• Exercise instructions:
Write out the entries below once more, exactly, with the pictures left out.

* START Raw data *

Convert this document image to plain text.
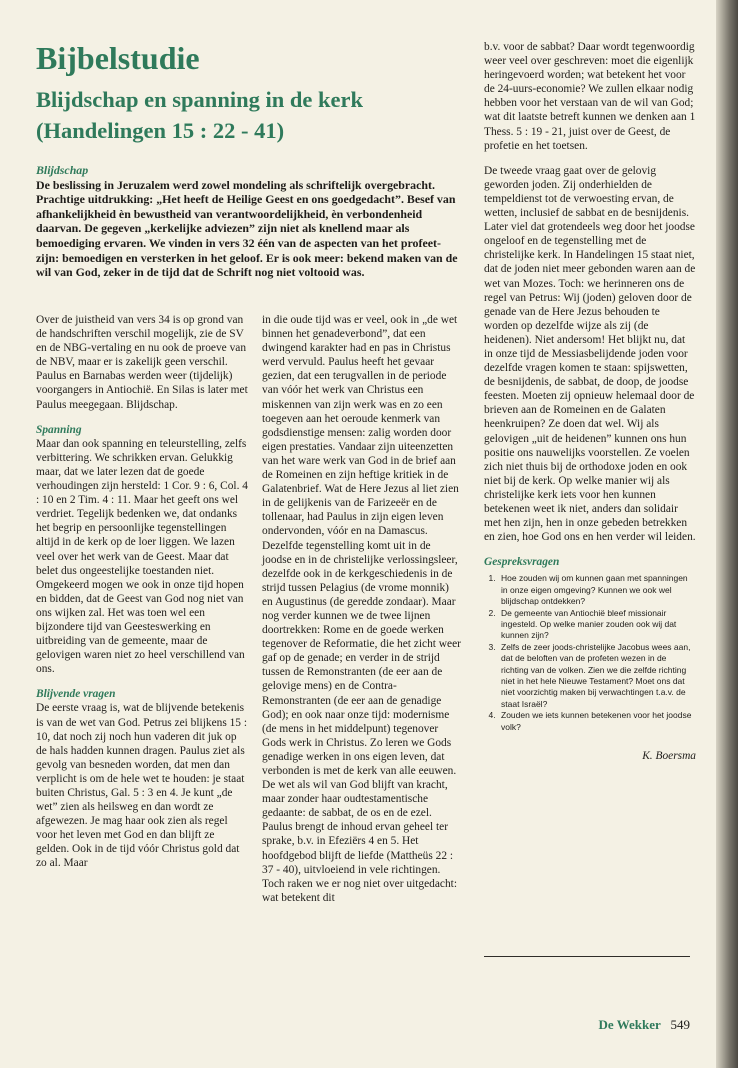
Bijbelstudie
Blijdschap en spanning in de kerk (Handelingen 15 : 22 - 41)
Blijdschap
De beslissing in Jeruzalem werd zowel mondeling als schriftelijk overgebracht. Prachtige uitdrukking: „Het heeft de Heilige Geest en ons goedgedacht”. Besef van afhankelijkheid èn bewustheid van verantwoordelijkheid, èn verbondenheid daarvan. De gegeven „kerkelijke adviezen” zijn niet als knellend maar als bemoediging ervaren. We vinden in vers 32 één van de aspecten van het profeet-zijn: bemoedigen en versterken in het geloof. Er is ook meer: bekend maken van de wil van God, zeker in de tijd dat de Schrift nog niet voltooid was.

Over de juistheid van vers 34 is op grond van de handschriften verschil mogelijk, zie de SV en de NBG-vertaling en nu ook de proeve van de NBV, maar er is zakelijk geen verschil. Paulus en Barnabas werden weer (tijdelijk) voorgangers in Antiochië. En Silas is later met Paulus meegegaan. Blijdschap.

Spanning

Maar dan ook spanning en teleurstelling, zelfs verbittering. We schrikken ervan. Gelukkig maar, dat we later lezen dat de goede verhoudingen zijn hersteld: 1 Cor. 9 : 6, Col. 4 : 10 en 2 Tim. 4 : 11. Maar het geeft ons wel verdriet. Tegelijk bedenken we, dat ondanks het begrip en persoonlijke tegenstellingen altijd in de kerk op de loer liggen. We lazen veel over het werk van de Geest. Maar dat belet dus ongeestelijke toestanden niet. Omgekeerd mogen we ook in onze tijd hopen en bidden, dat de Geest van God nog niet van ons wijken zal. Het was toen wel een bijzondere tijd van Geesteswerking en uitbreiding van de gemeente, maar de gelovigen waren niet zo heel verschillend van ons.

Blijvende vragen

De eerste vraag is, wat de blijvende betekenis is van de wet van God. Petrus zei blijkens 15 : 10, dat noch zij noch hun vaderen dit juk op de hals hadden kunnen dragen. Paulus ziet als gevolg van besneden worden, dat men dan verplicht is om de hele wet te houden: je staat buiten Christus, Gal. 5 : 3 en 4. Je kunt „de wet” zien als heilsweg en dan wordt ze afgewezen. Je mag haar ook zien als regel voor het leven met God en dan blijft ze gelden. Ook in de tijd vóór Christus gold dat zo al. Maar

in die oude tijd was er veel, ook in „de wet binnen het genadeverbond”, dat een dwingend karakter had en pas in Christus werd vervuld. Paulus heeft het gevaar gezien, dat een terugvallen in de periode van vóór het werk van Christus een miskennen van zijn werk was en zo een toegeven aan het oeroude kenmerk van godsdienstige mensen: zalig worden door eigen prestaties. Vandaar zijn uiteenzetten van het ware werk van God in de brief aan de Romeinen en zijn heftige kritiek in de Galatenbrief. Wat de Here Jezus al liet zien in de gelijkenis van de Farizeeër en de tollenaar, had Paulus in zijn eigen leven ondervonden, vóór en na Damascus. Dezelfde tegenstelling komt uit in de joodse en in de christelijke verlossingsleer, dezelfde ook in de kerkgeschiedenis in de strijd tussen Pelagius (de vrome monnik) en Augustinus (de geredde zondaar). Maar nog verder kunnen we de twee lijnen doortrekken: Rome en de goede werken tegenover de Reformatie, die het zicht weer gaf op de genade; en verder in de strijd tussen de Remonstranten (de eer aan de gelovige mens) en de Contra-Remonstranten (de eer aan de genadige God); en ook naar onze tijd: modernisme (de mens in het middelpunt) tegenover Gods werk in Christus. Zo leren we Gods genadige werken in ons eigen leven, dat verbonden is met de kerk van alle eeuwen. De wet als wil van God blijft van kracht, maar zonder haar oudtestamentische gedaante: de sabbat, de os en de ezel. Paulus brengt de inhoud ervan geheel ter sprake, b.v. in Efeziërs 4 en 5. Het hoofdgebod blijft de liefde (Mattheüs 22 : 37 - 40), uitvloeiend in vele richtingen. Toch raken we er nog niet over uitgedacht: wat betekent dit

b.v. voor de sabbat? Daar wordt tegenwoordig weer veel over geschreven: moet die eigenlijk heringevoerd worden; wat betekent het voor de 24-uurs-economie? We zullen elkaar nodig hebben voor het verstaan van de wil van God; wat dit laatste betreft kunnen we denken aan 1 Thess. 5 : 19 - 21, juist over de Geest, de profetie en het toetsen.

De tweede vraag gaat over de gelovig geworden joden. Zij onderhielden de tempeldienst tot de verwoesting ervan, de wetten, inclusief de sabbat en de besnijdenis. Later viel dat grotendeels weg door het joodse ongeloof en de tegenstelling met de christelijke kerk. In Handelingen 15 staat niet, dat de joden niet meer gebonden waren aan de wet van Mozes. Toch: we herinneren ons de regel van Petrus: Wij (joden) geloven door de genade van de Here Jezus behouden te worden op dezelfde wijze als zij (de heidenen). Niet andersom! Het blijkt nu, dat in onze tijd de Messiasbelijdende joden voor dezelfde vragen komen te staan: spijswetten, de besnijdenis, de sabbat, de doop, de joodse feesten. Moeten zij opnieuw helemaal door de brieven aan de Romeinen en de Galaten heenkruipen? Ze doen dat wel. Wij als gelovigen „uit de heidenen” kunnen ons hun positie ons nauwelijks voorstellen. Ze voelen zich niet thuis bij de orthodoxe joden en ook niet bij de kerk. Op welke manier wij als christelijke kerk iets voor hen kunnen betekenen weet ik niet, anders dan solidair met hen zijn, hen in onze gebeden betrekken en zien, hoe God ons en hen verder wil leiden.

Gespreksvragen
1. Hoe zouden wij om kunnen gaan met spanningen in onze eigen omgeving? Kunnen we ook wel blijdschap ontdekken?
2. De gemeente van Antiochië bleef missionair ingesteld. Op welke manier zouden ook wij dat kunnen zijn?
3. Zelfs de zeer joods-christelijke Jacobus wees aan, dat de beloften van de profeten wezen in de richting van de volken. Zien we die zelfde richting niet in het hele Nieuwe Testament? Moet ons dat niet voorzichtig maken bij verwachtingen t.a.v. de staat Israël?
4. Zouden we iets kunnen betekenen voor het joodse volk?
K. Boersma
De Wekker 549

* END Raw data *

• Answer to this exercise:
Convert this document image to plain text.
Bijbelstudie
Blijdschap en spanning in de kerk (Handelingen 15 : 22 - 41)
Blijdschap
De beslissing in Jeruzalem werd zowel mondeling als schriftelijk overgebracht. Prachtige uitdrukking: „Het heeft de Heilige Geest en ons goedgedacht”. Besef van afhankelijkheid èn bewustheid van verantwoordelijkheid, èn verbondenheid daarvan. De gegeven „kerkelijke adviezen” zijn niet als knellend maar als bemoediging ervaren. We vinden in vers 32 één van de aspecten van het profeet-zijn: bemoedigen en versterken in het geloof. Er is ook meer: bekend maken van de wil van God, zeker in de tijd dat de Schrift nog niet voltooid was.

Over de juistheid van vers 34 is op grond van de handschriften verschil mogelijk, zie de SV en de NBG-vertaling en nu ook de proeve van de NBV, maar er is zakelijk geen verschil. Paulus en Barnabas werden weer (tijdelijk) voorgangers in Antiochië. En Silas is later met Paulus meegegaan. Blijdschap.

Spanning

Maar dan ook spanning en teleurstelling, zelfs verbittering. We schrikken ervan. Gelukkig maar, dat we later lezen dat de goede verhoudingen zijn hersteld: 1 Cor. 9 : 6, Col. 4 : 10 en 2 Tim. 4 : 11. Maar het geeft ons wel verdriet. Tegelijk bedenken we, dat ondanks het begrip en persoonlijke tegenstellingen altijd in de kerk op de loer liggen. We lazen veel over het werk van de Geest. Maar dat belet dus ongeestelijke toestanden niet. Omgekeerd mogen we ook in onze tijd hopen en bidden, dat de Geest van God nog niet van ons wijken zal. Het was toen wel een bijzondere tijd van Geesteswerking en uitbreiding van de gemeente, maar de gelovigen waren niet zo heel verschillend van ons.

Blijvende vragen

De eerste vraag is, wat de blijvende betekenis is van de wet van God. Petrus zei blijkens 15 : 10, dat noch zij noch hun vaderen dit juk op de hals hadden kunnen dragen. Paulus ziet als gevolg van besneden worden, dat men dan verplicht is om de hele wet te houden: je staat buiten Christus, Gal. 5 : 3 en 4. Je kunt „de wet” zien als heilsweg en dan wordt ze afgewezen. Je mag haar ook zien als regel voor het leven met God en dan blijft ze gelden. Ook in de tijd vóór Christus gold dat zo al. Maar

in die oude tijd was er veel, ook in „de wet binnen het genadeverbond”, dat een dwingend karakter had en pas in Christus werd vervuld. Paulus heeft het gevaar gezien, dat een terugvallen in de periode van vóór het werk van Christus een miskennen van zijn werk was en zo een toegeven aan het oeroude kenmerk van godsdienstige mensen: zalig worden door eigen prestaties. Vandaar zijn uiteenzetten van het ware werk van God in de brief aan de Romeinen en zijn heftige kritiek in de Galatenbrief. Wat de Here Jezus al liet zien in de gelijkenis van de Farizeeër en de tollenaar, had Paulus in zijn eigen leven ondervonden, vóór en na Damascus. Dezelfde tegenstelling komt uit in de joodse en in de christelijke verlossingsleer, dezelfde ook in de kerkgeschiedenis in de strijd tussen Pelagius (de vrome monnik) en Augustinus (de geredde zondaar). Maar nog verder kunnen we de twee lijnen doortrekken: Rome en de goede werken tegenover de Reformatie, die het zicht weer gaf op de genade; en verder in de strijd tussen de Remonstranten (de eer aan de gelovige mens) en de Contra-Remonstranten (de eer aan de genadige God); en ook naar onze tijd: modernisme (de mens in het middelpunt) tegenover Gods werk in Christus. Zo leren we Gods genadige werken in ons eigen leven, dat verbonden is met de kerk van alle eeuwen. De wet als wil van God blijft van kracht, maar zonder haar oudtestamentische gedaante: de sabbat, de os en de ezel. Paulus brengt de inhoud ervan geheel ter sprake, b.v. in Efeziërs 4 en 5. Het hoofdgebod blijft de liefde (Mattheüs 22 : 37 - 40), uitvloeiend in vele richtingen. Toch raken we er nog niet over uitgedacht: wat betekent dit

b.v. voor de sabbat? Daar wordt tegenwoordig weer veel over geschreven: moet die eigenlijk heringevoerd worden; wat betekent het voor de 24-uurs-economie? We zullen elkaar nodig hebben voor het verstaan van de wil van God; wat dit laatste betreft kunnen we denken aan 1 Thess. 5 : 19 - 21, juist over de Geest, de profetie en het toetsen.

De tweede vraag gaat over de gelovig geworden joden. Zij onderhielden de tempeldienst tot de verwoesting ervan, de wetten, inclusief de sabbat en de besnijdenis. Later viel dat grotendeels weg door het joodse ongeloof en de tegenstelling met de christelijke kerk. In Handelingen 15 staat niet, dat de joden niet meer gebonden waren aan de wet van Mozes. Toch: we herinneren ons de regel van Petrus: Wij (joden) geloven door de genade van de Here Jezus behouden te worden op dezelfde wijze als zij (de heidenen). Niet andersom! Het blijkt nu, dat in onze tijd de Messiasbelijdende joden voor dezelfde vragen komen te staan: spijswetten, de besnijdenis, de sabbat, de doop, de joodse feesten. Moeten zij opnieuw helemaal door de brieven aan de Romeinen en de Galaten heenkruipen? Ze doen dat wel. Wij als gelovigen „uit de heidenen” kunnen ons hun positie ons nauwelijks voorstellen. Ze voelen zich niet thuis bij de orthodoxe joden en ook niet bij de kerk. Op welke manier wij als christelijke kerk iets voor hen kunnen betekenen weet ik niet, anders dan solidair met hen zijn, hen in onze gebeden betrekken en zien, hoe God ons en hen verder wil leiden.

Gespreksvragen
1. Hoe zouden wij om kunnen gaan met spanningen in onze eigen omgeving? Kunnen we ook wel blijdschap ontdekken?
2. De gemeente van Antiochië bleef missionair ingesteld. Op welke manier zouden ook wij dat kunnen zijn?
3. Zelfs de zeer joods-christelijke Jacobus wees aan, dat de beloften van de profeten wezen in de richting van de volken. Zien we die zelfde richting niet in het hele Nieuwe Testament? Moet ons dat niet voorzichtig maken bij verwachtingen t.a.v. de staat Israël?
4. Zouden we iets kunnen betekenen voor het joodse volk?
K. Boersma
De Wekker 549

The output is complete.